* [What is needed] For the material that follows, list every line containing the word "document".

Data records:
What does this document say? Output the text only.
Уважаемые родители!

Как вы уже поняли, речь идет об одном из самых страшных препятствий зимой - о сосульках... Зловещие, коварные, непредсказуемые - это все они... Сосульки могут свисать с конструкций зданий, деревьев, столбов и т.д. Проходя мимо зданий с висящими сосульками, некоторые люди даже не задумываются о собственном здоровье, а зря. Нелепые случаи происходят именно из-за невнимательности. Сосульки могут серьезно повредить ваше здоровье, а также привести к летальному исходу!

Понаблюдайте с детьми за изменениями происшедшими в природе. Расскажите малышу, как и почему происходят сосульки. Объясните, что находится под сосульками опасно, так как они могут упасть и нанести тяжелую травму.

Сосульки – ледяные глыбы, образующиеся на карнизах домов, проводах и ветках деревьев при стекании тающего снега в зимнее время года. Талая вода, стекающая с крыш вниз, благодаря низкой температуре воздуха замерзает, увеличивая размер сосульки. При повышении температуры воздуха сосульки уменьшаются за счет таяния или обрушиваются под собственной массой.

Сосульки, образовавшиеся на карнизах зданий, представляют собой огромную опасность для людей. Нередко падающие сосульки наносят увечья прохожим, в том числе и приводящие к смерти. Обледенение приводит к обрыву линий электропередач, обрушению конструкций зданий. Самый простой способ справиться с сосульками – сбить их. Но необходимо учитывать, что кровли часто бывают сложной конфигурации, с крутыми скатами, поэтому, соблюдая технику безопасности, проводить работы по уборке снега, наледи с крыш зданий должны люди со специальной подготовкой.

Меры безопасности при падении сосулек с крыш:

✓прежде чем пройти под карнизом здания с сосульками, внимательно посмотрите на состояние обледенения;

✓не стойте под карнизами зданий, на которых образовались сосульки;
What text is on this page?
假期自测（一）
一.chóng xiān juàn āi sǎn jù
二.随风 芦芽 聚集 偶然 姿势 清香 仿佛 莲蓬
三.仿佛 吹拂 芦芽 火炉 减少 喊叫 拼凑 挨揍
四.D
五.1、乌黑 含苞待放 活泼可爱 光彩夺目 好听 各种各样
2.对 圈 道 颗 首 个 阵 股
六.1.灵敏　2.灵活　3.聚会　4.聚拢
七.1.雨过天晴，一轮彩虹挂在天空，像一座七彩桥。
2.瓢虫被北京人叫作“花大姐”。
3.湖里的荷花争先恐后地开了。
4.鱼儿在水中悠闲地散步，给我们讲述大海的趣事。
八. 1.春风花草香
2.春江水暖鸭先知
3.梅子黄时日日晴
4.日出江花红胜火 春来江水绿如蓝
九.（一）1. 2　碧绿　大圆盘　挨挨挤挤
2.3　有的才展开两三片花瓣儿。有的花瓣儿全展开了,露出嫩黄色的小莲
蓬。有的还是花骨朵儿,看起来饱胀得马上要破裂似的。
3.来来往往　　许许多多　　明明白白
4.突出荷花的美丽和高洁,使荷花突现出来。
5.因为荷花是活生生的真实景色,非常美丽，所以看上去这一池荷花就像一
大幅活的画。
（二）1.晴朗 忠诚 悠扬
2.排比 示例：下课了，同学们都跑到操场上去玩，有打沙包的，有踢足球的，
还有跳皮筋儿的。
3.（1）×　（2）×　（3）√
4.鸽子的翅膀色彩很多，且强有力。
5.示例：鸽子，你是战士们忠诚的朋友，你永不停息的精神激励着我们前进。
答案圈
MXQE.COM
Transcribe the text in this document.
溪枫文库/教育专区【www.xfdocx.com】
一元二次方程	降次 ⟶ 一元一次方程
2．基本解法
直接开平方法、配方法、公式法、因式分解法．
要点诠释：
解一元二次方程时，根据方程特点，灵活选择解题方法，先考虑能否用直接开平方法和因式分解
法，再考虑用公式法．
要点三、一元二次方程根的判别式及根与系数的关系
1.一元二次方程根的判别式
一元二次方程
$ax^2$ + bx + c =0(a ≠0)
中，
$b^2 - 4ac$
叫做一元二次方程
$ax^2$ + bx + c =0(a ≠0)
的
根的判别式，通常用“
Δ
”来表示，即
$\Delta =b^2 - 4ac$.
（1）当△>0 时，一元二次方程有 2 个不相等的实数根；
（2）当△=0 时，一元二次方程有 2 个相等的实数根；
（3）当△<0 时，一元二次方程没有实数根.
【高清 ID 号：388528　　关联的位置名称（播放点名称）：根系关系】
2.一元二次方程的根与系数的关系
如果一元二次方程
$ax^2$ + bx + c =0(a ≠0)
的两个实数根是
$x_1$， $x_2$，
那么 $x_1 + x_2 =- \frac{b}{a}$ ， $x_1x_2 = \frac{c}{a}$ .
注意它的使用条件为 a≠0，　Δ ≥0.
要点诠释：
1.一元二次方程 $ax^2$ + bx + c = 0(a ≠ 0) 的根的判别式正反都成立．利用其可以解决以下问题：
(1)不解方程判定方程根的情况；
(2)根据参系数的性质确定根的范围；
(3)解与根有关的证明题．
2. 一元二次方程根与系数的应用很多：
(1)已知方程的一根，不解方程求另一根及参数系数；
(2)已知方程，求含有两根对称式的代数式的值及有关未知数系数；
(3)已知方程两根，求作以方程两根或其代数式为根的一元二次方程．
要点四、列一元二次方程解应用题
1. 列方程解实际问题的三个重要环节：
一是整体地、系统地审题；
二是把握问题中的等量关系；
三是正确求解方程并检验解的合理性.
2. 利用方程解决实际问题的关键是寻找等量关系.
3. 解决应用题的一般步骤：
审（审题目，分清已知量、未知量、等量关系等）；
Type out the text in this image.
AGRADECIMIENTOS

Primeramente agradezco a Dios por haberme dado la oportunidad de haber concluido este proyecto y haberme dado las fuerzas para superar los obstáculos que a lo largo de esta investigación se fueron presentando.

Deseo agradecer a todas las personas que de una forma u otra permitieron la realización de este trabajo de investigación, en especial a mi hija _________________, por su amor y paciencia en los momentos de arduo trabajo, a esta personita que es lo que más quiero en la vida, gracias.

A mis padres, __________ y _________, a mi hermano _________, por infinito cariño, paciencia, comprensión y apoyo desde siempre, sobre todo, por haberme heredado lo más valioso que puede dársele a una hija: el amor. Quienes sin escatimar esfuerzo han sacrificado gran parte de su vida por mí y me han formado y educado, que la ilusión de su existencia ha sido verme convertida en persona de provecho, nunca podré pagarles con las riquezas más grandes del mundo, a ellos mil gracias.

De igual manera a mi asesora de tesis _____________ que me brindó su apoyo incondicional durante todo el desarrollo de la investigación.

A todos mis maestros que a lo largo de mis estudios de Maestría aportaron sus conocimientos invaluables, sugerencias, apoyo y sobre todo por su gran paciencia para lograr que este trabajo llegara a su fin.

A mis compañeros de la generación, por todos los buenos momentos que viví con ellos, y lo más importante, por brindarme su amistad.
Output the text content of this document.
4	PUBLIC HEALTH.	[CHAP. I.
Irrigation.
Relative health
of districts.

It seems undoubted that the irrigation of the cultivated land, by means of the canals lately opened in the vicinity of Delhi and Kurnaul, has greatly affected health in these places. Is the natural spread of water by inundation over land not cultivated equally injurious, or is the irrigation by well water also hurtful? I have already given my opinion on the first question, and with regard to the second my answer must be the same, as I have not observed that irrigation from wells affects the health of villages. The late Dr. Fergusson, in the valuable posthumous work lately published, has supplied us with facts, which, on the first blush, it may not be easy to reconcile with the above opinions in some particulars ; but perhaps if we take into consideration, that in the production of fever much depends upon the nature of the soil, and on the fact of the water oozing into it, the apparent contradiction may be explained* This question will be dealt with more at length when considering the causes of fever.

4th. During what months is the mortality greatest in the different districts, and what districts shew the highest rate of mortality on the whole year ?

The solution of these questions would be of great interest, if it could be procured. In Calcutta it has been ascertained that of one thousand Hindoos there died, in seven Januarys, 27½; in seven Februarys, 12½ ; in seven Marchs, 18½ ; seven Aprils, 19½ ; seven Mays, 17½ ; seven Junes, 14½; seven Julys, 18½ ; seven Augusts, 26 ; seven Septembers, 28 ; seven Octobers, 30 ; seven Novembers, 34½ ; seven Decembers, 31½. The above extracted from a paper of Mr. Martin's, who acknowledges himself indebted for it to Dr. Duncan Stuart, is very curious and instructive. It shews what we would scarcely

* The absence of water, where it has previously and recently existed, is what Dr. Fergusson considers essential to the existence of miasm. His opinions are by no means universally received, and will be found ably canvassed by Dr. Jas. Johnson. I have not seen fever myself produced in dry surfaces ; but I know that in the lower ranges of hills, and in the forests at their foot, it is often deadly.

* [Response for this exercise]
What does this document say? Output the text only.
Transcribe the text in this document.
Output the text content of this document.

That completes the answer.